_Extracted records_
________________________________________

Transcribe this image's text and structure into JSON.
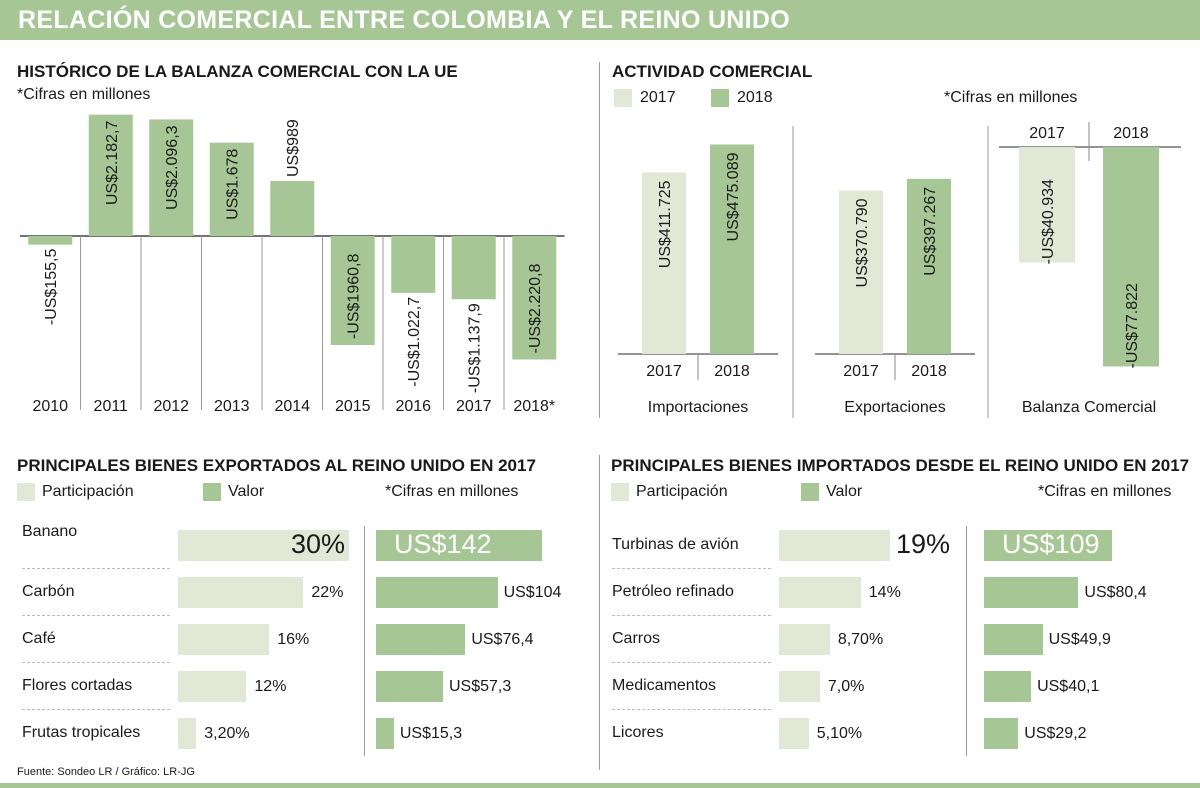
{
  "header": {
    "title": "RELACIÓN COMERCIAL ENTRE COLOMBIA Y EL REINO UNIDO"
  },
  "colors": {
    "light": "#e1e9d6",
    "dark": "#a6c795",
    "header": "#a6c795"
  },
  "historico": {
    "title": "HISTÓRICO DE LA BALANZA COMERCIAL CON LA UE",
    "note": "*Cifras en millones"
  },
  "actividad": {
    "title": "ACTIVIDAD COMERCIAL",
    "note": "*Cifras en millones",
    "legend": [
      "2017",
      "2018"
    ]
  },
  "exportados": {
    "title": "PRINCIPALES BIENES EXPORTADOS AL REINO UNIDO EN 2017",
    "legend_participacion": "Participación",
    "legend_valor": "Valor",
    "note": "*Cifras en millones",
    "items": [
      {
        "name": "Banano",
        "share_label": "30%",
        "share": 30,
        "value_label": "US$142",
        "value": 142
      },
      {
        "name": "Carbón",
        "share_label": "22%",
        "share": 22,
        "value_label": "US$104",
        "value": 104
      },
      {
        "name": "Café",
        "share_label": "16%",
        "share": 16,
        "value_label": "US$76,4",
        "value": 76.4
      },
      {
        "name": "Flores cortadas",
        "share_label": "12%",
        "share": 12,
        "value_label": "US$57,3",
        "value": 57.3
      },
      {
        "name": "Frutas tropicales",
        "share_label": "3,20%",
        "share": 3.2,
        "value_label": "US$15,3",
        "value": 15.3
      }
    ]
  },
  "importados": {
    "title": "PRINCIPALES BIENES IMPORTADOS DESDE EL REINO UNIDO EN 2017",
    "legend_participacion": "Participación",
    "legend_valor": "Valor",
    "note": "*Cifras en millones",
    "items": [
      {
        "name": "Turbinas de avión",
        "share_label": "19%",
        "share": 19,
        "value_label": "US$109",
        "value": 109
      },
      {
        "name": "Petróleo refinado",
        "share_label": "14%",
        "share": 14,
        "value_label": "US$80,4",
        "value": 80.4
      },
      {
        "name": "Carros",
        "share_label": "8,70%",
        "share": 8.7,
        "value_label": "US$49,9",
        "value": 49.9
      },
      {
        "name": "Medicamentos",
        "share_label": "7,0%",
        "share": 7.0,
        "value_label": "US$40,1",
        "value": 40.1
      },
      {
        "name": "Licores",
        "share_label": "5,10%",
        "share": 5.1,
        "value_label": "US$29,2",
        "value": 29.2
      }
    ]
  },
  "source": "Fuente: Sondeo LR / Gráfico: LR-JG",
  "chart_data": [
    {
      "type": "bar",
      "title": "HISTÓRICO DE LA BALANZA COMERCIAL CON LA UE",
      "categories": [
        "2010",
        "2011",
        "2012",
        "2013",
        "2014",
        "2015",
        "2016",
        "2017",
        "2018*"
      ],
      "values": [
        -155.5,
        2182.7,
        2096.3,
        1678,
        989,
        -1960.8,
        -1022.7,
        -1137.9,
        -2220.8
      ],
      "labels": [
        "-US$155,5",
        "US$2.182,7",
        "US$2.096,3",
        "US$1.678",
        "US$989",
        "-US$1960,8",
        "-US$1.022,7",
        "-US$1.137,9",
        "-US$2.220,8"
      ],
      "ylabel": "*Cifras en millones"
    },
    {
      "type": "bar",
      "title": "ACTIVIDAD COMERCIAL",
      "groups": [
        "Importaciones",
        "Exportaciones",
        "Balanza Comercial"
      ],
      "categories": [
        "2017",
        "2018"
      ],
      "series": [
        {
          "name": "Importaciones",
          "values": [
            411725,
            475089
          ],
          "labels": [
            "US$411.725",
            "US$475.089"
          ]
        },
        {
          "name": "Exportaciones",
          "values": [
            370790,
            397267
          ],
          "labels": [
            "US$370.790",
            "US$397.267"
          ]
        },
        {
          "name": "Balanza Comercial",
          "values": [
            -40934,
            -77822
          ],
          "labels": [
            "-US$40.934",
            "-US$77.822"
          ]
        }
      ]
    },
    {
      "type": "bar",
      "title": "PRINCIPALES BIENES EXPORTADOS AL REINO UNIDO EN 2017",
      "categories": [
        "Banano",
        "Carbón",
        "Café",
        "Flores cortadas",
        "Frutas tropicales"
      ],
      "series": [
        {
          "name": "Participación",
          "values": [
            30,
            22,
            16,
            12,
            3.2
          ]
        },
        {
          "name": "Valor",
          "values": [
            142,
            104,
            76.4,
            57.3,
            15.3
          ]
        }
      ]
    },
    {
      "type": "bar",
      "title": "PRINCIPALES BIENES IMPORTADOS DESDE EL REINO UNIDO EN 2017",
      "categories": [
        "Turbinas de avión",
        "Petróleo refinado",
        "Carros",
        "Medicamentos",
        "Licores"
      ],
      "series": [
        {
          "name": "Participación",
          "values": [
            19,
            14,
            8.7,
            7.0,
            5.1
          ]
        },
        {
          "name": "Valor",
          "values": [
            109,
            80.4,
            49.9,
            40.1,
            29.2
          ]
        }
      ]
    }
  ]
}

________________________________________

_Problem description_
Reproduce all of the material exactly, apart from the pictures.

_The answer_
Transcribe this image's text and structure into JSON.
{
  "header": {
    "title": "RELACIÓN COMERCIAL ENTRE COLOMBIA Y EL REINO UNIDO"
  },
  "colors": {
    "light": "#e1e9d6",
    "dark": "#a6c795",
    "header": "#a6c795"
  },
  "historico": {
    "title": "HISTÓRICO DE LA BALANZA COMERCIAL CON LA UE",
    "note": "*Cifras en millones"
  },
  "actividad": {
    "title": "ACTIVIDAD COMERCIAL",
    "note": "*Cifras en millones",
    "legend": [
      "2017",
      "2018"
    ]
  },
  "exportados": {
    "title": "PRINCIPALES BIENES EXPORTADOS AL REINO UNIDO EN 2017",
    "legend_participacion": "Participación",
    "legend_valor": "Valor",
    "note": "*Cifras en millones",
    "items": [
      {
        "name": "Banano",
        "share_label": "30%",
        "share": 30,
        "value_label": "US$142",
        "value": 142
      },
      {
        "name": "Carbón",
        "share_label": "22%",
        "share": 22,
        "value_label": "US$104",
        "value": 104
      },
      {
        "name": "Café",
        "share_label": "16%",
        "share": 16,
        "value_label": "US$76,4",
        "value": 76.4
      },
      {
        "name": "Flores cortadas",
        "share_label": "12%",
        "share": 12,
        "value_label": "US$57,3",
        "value": 57.3
      },
      {
        "name": "Frutas tropicales",
        "share_label": "3,20%",
        "share": 3.2,
        "value_label": "US$15,3",
        "value": 15.3
      }
    ]
  },
  "importados": {
    "title": "PRINCIPALES BIENES IMPORTADOS DESDE EL REINO UNIDO EN 2017",
    "legend_participacion": "Participación",
    "legend_valor": "Valor",
    "note": "*Cifras en millones",
    "items": [
      {
        "name": "Turbinas de avión",
        "share_label": "19%",
        "share": 19,
        "value_label": "US$109",
        "value": 109
      },
      {
        "name": "Petróleo refinado",
        "share_label": "14%",
        "share": 14,
        "value_label": "US$80,4",
        "value": 80.4
      },
      {
        "name": "Carros",
        "share_label": "8,70%",
        "share": 8.7,
        "value_label": "US$49,9",
        "value": 49.9
      },
      {
        "name": "Medicamentos",
        "share_label": "7,0%",
        "share": 7.0,
        "value_label": "US$40,1",
        "value": 40.1
      },
      {
        "name": "Licores",
        "share_label": "5,10%",
        "share": 5.1,
        "value_label": "US$29,2",
        "value": 29.2
      }
    ]
  },
  "source": "Fuente: Sondeo LR / Gráfico: LR-JG",
  "chart_data": [
    {
      "type": "bar",
      "title": "HISTÓRICO DE LA BALANZA COMERCIAL CON LA UE",
      "categories": [
        "2010",
        "2011",
        "2012",
        "2013",
        "2014",
        "2015",
        "2016",
        "2017",
        "2018*"
      ],
      "values": [
        -155.5,
        2182.7,
        2096.3,
        1678,
        989,
        -1960.8,
        -1022.7,
        -1137.9,
        -2220.8
      ],
      "labels": [
        "-US$155,5",
        "US$2.182,7",
        "US$2.096,3",
        "US$1.678",
        "US$989",
        "-US$1960,8",
        "-US$1.022,7",
        "-US$1.137,9",
        "-US$2.220,8"
      ],
      "ylabel": "*Cifras en millones"
    },
    {
      "type": "bar",
      "title": "ACTIVIDAD COMERCIAL",
      "groups": [
        "Importaciones",
        "Exportaciones",
        "Balanza Comercial"
      ],
      "categories": [
        "2017",
        "2018"
      ],
      "series": [
        {
          "name": "Importaciones",
          "values": [
            411725,
            475089
          ],
          "labels": [
            "US$411.725",
            "US$475.089"
          ]
        },
        {
          "name": "Exportaciones",
          "values": [
            370790,
            397267
          ],
          "labels": [
            "US$370.790",
            "US$397.267"
          ]
        },
        {
          "name": "Balanza Comercial",
          "values": [
            -40934,
            -77822
          ],
          "labels": [
            "-US$40.934",
            "-US$77.822"
          ]
        }
      ]
    },
    {
      "type": "bar",
      "title": "PRINCIPALES BIENES EXPORTADOS AL REINO UNIDO EN 2017",
      "categories": [
        "Banano",
        "Carbón",
        "Café",
        "Flores cortadas",
        "Frutas tropicales"
      ],
      "series": [
        {
          "name": "Participación",
          "values": [
            30,
            22,
            16,
            12,
            3.2
          ]
        },
        {
          "name": "Valor",
          "values": [
            142,
            104,
            76.4,
            57.3,
            15.3
          ]
        }
      ]
    },
    {
      "type": "bar",
      "title": "PRINCIPALES BIENES IMPORTADOS DESDE EL REINO UNIDO EN 2017",
      "categories": [
        "Turbinas de avión",
        "Petróleo refinado",
        "Carros",
        "Medicamentos",
        "Licores"
      ],
      "series": [
        {
          "name": "Participación",
          "values": [
            19,
            14,
            8.7,
            7.0,
            5.1
          ]
        },
        {
          "name": "Valor",
          "values": [
            109,
            80.4,
            49.9,
            40.1,
            29.2
          ]
        }
      ]
    }
  ]
}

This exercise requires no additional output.